• _Supplied data_:
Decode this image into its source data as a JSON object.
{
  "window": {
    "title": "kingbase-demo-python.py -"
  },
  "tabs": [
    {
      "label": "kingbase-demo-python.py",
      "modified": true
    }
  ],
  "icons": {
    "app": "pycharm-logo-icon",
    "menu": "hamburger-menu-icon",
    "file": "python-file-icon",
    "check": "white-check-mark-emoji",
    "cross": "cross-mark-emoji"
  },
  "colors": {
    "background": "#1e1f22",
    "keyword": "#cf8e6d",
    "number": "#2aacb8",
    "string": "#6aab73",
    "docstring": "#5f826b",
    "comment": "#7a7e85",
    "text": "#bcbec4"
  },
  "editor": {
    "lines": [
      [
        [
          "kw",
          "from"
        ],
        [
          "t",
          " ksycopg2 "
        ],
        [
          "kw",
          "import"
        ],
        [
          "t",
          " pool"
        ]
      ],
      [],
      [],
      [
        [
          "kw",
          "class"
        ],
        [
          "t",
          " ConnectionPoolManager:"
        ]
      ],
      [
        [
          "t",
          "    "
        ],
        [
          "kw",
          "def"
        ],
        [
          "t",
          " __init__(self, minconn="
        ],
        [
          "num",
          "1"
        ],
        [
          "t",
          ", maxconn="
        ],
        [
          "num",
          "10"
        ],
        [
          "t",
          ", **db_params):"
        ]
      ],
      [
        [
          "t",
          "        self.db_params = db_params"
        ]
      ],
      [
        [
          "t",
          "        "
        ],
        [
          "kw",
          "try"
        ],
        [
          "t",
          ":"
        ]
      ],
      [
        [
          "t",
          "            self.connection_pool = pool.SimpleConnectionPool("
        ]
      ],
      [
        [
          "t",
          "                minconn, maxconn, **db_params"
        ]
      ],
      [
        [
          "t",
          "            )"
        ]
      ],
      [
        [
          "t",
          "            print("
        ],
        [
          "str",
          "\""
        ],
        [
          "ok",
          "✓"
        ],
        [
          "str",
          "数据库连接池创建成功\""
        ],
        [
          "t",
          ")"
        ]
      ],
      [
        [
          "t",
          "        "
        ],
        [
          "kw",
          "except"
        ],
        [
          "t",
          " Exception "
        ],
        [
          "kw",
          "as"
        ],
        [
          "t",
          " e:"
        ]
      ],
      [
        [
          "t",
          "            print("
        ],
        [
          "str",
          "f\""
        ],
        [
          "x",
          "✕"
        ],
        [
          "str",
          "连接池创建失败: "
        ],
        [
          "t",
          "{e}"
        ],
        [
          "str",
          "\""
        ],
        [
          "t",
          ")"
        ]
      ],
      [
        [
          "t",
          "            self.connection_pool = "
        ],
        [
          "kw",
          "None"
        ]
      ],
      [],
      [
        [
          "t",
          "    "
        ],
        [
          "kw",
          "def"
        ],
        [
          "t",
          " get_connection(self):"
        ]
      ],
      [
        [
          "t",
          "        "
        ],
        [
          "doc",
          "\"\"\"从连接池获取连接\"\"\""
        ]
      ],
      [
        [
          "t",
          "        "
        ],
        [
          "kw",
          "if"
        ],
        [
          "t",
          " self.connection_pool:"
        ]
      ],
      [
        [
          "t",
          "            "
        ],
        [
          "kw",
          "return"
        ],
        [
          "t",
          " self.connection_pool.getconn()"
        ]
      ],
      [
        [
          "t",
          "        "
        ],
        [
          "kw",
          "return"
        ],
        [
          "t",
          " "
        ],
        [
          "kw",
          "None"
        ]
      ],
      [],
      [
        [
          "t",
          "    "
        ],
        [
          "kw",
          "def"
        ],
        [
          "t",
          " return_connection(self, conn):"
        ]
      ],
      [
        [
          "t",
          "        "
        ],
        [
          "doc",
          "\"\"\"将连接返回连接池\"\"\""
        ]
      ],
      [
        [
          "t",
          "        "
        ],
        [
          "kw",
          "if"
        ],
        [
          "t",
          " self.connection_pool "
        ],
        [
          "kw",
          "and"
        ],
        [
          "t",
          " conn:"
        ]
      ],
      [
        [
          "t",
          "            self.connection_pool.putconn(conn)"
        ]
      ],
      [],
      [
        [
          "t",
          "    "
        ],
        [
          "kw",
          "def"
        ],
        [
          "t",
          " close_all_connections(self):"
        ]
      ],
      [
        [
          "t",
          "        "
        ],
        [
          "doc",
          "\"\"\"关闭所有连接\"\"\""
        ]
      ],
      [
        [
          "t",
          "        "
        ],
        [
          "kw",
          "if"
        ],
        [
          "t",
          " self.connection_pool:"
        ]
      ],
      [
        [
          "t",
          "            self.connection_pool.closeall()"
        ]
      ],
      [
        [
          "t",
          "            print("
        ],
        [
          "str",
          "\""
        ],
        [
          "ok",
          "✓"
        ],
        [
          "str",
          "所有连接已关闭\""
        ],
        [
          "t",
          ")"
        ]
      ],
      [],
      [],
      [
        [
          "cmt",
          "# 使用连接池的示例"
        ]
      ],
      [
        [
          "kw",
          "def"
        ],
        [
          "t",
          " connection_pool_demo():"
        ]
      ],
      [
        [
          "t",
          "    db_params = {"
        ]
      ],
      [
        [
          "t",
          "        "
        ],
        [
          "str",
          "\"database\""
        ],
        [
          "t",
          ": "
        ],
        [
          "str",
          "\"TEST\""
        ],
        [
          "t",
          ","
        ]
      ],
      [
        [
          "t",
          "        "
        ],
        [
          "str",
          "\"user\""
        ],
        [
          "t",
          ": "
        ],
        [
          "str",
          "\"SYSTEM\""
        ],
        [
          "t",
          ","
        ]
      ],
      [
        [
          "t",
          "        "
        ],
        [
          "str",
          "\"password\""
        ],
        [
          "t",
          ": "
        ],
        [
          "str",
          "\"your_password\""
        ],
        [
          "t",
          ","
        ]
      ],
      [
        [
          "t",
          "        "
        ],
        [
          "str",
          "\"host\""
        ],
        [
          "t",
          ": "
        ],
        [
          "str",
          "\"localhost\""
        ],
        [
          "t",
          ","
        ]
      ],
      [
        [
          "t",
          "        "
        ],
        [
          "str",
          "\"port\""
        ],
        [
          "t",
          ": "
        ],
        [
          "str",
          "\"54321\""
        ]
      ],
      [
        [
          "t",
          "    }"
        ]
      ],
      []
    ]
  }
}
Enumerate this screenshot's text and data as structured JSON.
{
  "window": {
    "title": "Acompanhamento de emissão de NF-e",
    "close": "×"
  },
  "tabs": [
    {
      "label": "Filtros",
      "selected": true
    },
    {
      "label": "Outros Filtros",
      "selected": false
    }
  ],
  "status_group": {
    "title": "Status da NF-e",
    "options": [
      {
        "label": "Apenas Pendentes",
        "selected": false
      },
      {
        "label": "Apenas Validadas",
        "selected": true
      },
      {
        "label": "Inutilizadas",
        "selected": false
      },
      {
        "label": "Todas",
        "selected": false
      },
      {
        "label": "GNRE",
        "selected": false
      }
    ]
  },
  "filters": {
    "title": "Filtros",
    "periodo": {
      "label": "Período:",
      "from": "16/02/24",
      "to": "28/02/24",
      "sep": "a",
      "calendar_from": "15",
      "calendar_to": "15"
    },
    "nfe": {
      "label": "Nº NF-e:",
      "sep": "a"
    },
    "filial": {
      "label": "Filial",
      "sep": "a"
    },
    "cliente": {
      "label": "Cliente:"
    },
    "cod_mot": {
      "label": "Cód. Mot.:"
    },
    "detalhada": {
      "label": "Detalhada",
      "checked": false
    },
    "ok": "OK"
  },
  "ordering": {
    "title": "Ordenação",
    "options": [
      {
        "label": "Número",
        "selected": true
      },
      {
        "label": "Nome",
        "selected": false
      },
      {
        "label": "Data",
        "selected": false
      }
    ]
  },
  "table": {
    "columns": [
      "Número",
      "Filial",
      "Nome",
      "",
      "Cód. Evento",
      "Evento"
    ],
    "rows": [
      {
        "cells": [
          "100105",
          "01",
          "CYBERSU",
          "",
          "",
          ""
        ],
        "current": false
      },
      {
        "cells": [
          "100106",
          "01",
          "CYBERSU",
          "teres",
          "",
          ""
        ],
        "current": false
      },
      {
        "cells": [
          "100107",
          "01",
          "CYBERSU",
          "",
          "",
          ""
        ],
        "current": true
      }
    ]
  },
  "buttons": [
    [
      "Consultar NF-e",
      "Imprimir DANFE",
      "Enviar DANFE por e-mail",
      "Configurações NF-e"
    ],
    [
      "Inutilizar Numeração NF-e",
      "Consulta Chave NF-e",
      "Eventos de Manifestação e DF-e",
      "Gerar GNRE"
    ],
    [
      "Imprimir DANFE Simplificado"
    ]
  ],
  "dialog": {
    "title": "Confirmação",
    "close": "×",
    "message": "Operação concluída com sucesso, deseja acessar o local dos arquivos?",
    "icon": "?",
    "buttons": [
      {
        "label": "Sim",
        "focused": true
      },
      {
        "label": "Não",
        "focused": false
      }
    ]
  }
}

• _Task brief_:
Show every line where the string "JSON" appears.

• _The solution_:
Decode this image into its source data as a JSON object.
Enumerate this screenshot's text and data as structured JSON.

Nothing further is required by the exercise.